Directions for this task =>
Scan the listing below and copy every line holding "JSON".

+++++

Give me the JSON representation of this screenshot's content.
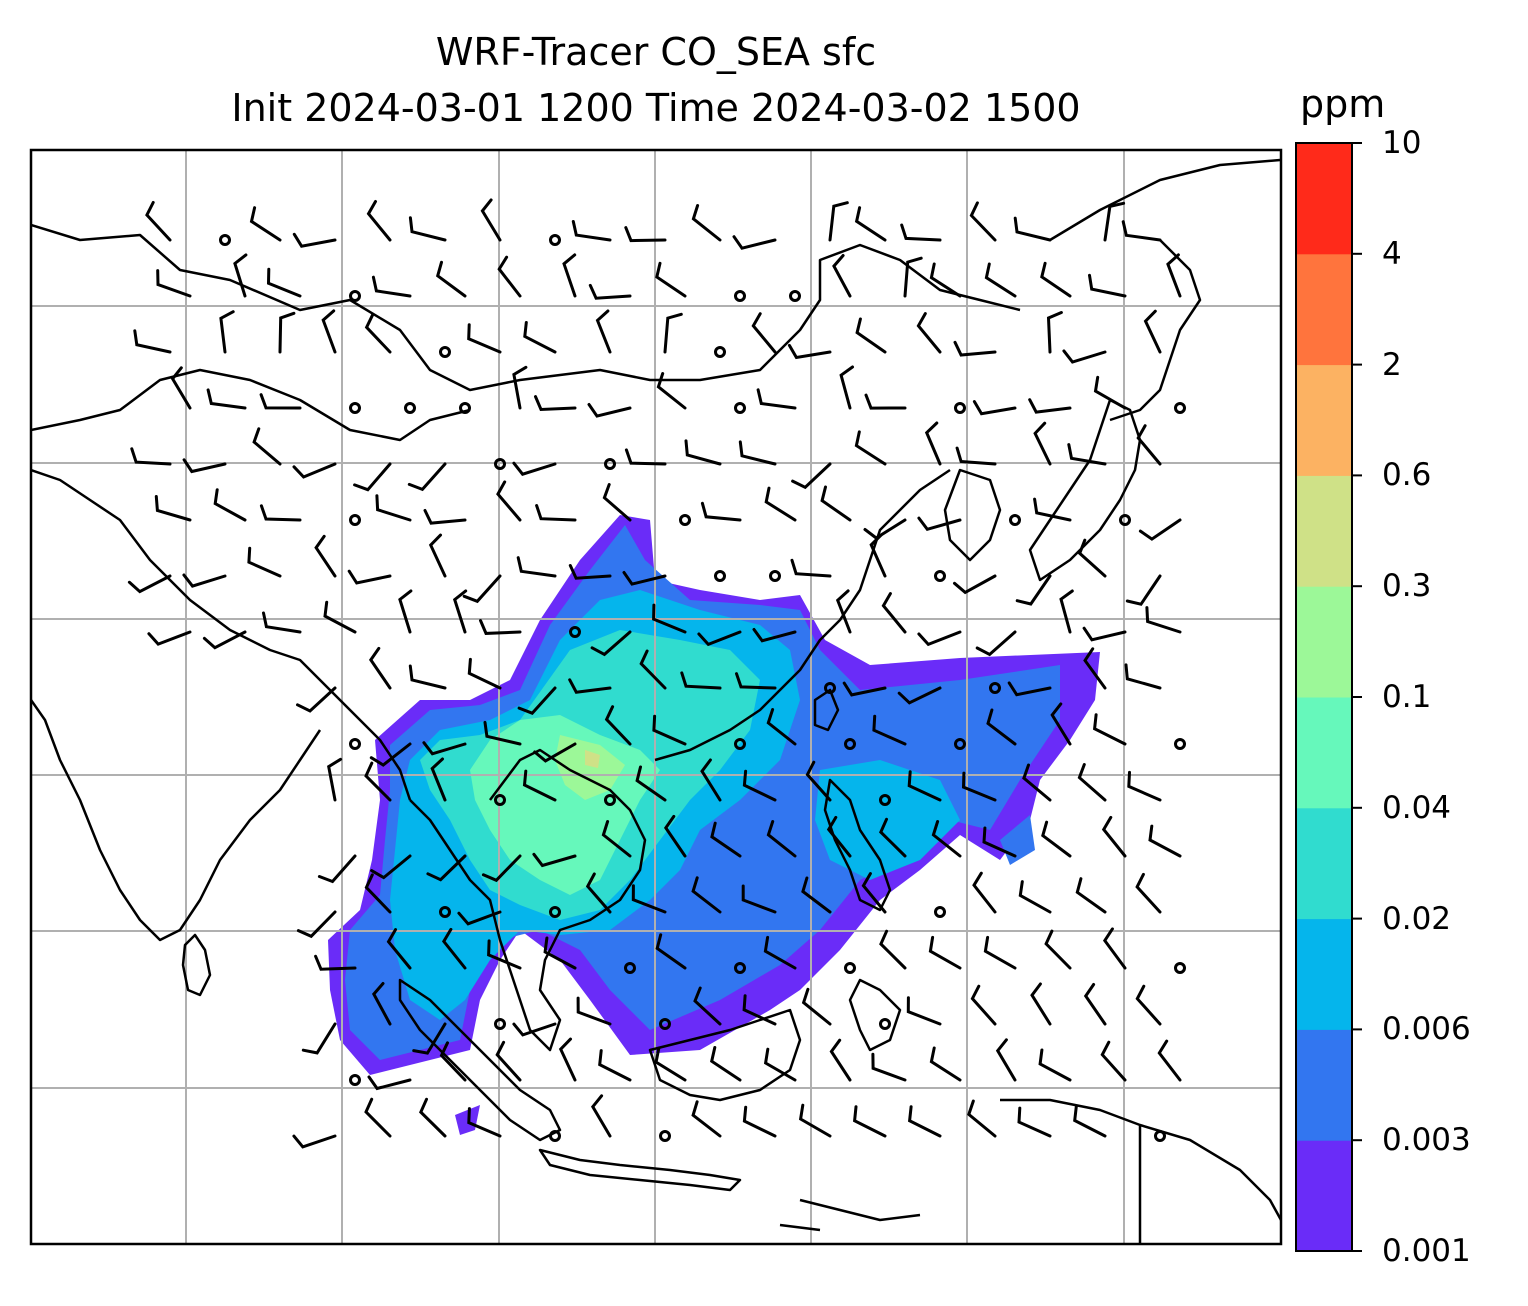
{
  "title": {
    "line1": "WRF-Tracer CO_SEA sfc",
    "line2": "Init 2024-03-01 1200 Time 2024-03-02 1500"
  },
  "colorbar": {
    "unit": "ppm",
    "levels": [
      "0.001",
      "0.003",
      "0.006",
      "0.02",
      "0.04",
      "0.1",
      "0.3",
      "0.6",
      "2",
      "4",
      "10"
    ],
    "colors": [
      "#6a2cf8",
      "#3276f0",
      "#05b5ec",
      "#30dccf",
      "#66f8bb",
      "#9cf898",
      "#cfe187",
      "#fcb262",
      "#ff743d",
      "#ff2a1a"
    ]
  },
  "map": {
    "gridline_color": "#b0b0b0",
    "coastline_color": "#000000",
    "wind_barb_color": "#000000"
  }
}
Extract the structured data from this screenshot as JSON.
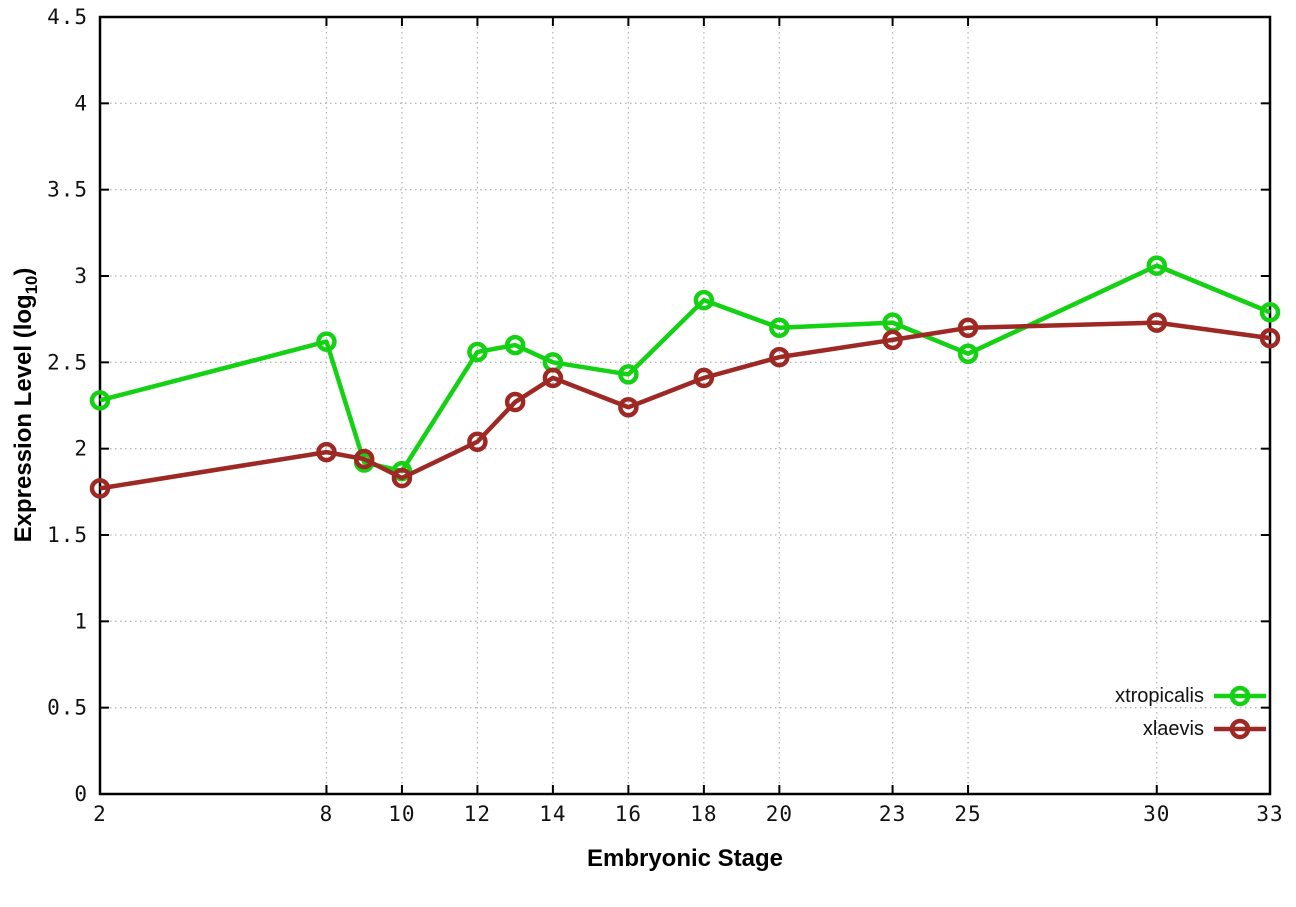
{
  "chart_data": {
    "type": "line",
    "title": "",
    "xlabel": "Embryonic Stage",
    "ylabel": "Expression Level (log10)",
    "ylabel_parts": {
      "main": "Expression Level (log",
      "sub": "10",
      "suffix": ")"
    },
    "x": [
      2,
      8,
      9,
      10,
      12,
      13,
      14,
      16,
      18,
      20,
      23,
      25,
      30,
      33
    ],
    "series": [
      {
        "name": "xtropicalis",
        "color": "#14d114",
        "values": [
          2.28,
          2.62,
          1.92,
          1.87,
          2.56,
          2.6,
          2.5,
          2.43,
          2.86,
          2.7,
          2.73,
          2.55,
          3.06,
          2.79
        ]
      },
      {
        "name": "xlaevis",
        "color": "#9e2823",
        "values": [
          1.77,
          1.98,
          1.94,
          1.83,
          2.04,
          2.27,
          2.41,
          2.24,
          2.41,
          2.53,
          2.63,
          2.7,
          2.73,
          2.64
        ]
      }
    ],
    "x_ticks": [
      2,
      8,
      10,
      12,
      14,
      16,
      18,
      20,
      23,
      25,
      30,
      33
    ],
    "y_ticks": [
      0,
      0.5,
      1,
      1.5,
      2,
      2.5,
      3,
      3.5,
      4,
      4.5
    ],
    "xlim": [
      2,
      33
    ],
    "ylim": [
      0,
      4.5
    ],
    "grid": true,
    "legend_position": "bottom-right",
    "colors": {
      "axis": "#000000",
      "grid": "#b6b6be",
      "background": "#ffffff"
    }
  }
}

+++++

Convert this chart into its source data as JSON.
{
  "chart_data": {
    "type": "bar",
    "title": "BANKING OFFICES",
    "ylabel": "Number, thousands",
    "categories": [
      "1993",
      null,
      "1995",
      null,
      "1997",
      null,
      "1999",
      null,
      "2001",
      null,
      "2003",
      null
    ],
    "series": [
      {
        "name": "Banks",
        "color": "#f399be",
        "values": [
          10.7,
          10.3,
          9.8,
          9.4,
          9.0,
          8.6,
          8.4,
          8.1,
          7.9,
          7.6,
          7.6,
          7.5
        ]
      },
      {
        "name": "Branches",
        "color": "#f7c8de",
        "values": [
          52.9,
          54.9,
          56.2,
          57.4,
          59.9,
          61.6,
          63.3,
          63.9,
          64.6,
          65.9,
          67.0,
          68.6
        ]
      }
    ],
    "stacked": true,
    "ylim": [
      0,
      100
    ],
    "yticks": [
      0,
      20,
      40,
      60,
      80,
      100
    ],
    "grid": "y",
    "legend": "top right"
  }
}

+++++

Result of the exercise =>
Give me the JSON representation of this screenshot's content.
Extract the structured data from this screenshot as JSON.
Convert this chart into its source data as JSON.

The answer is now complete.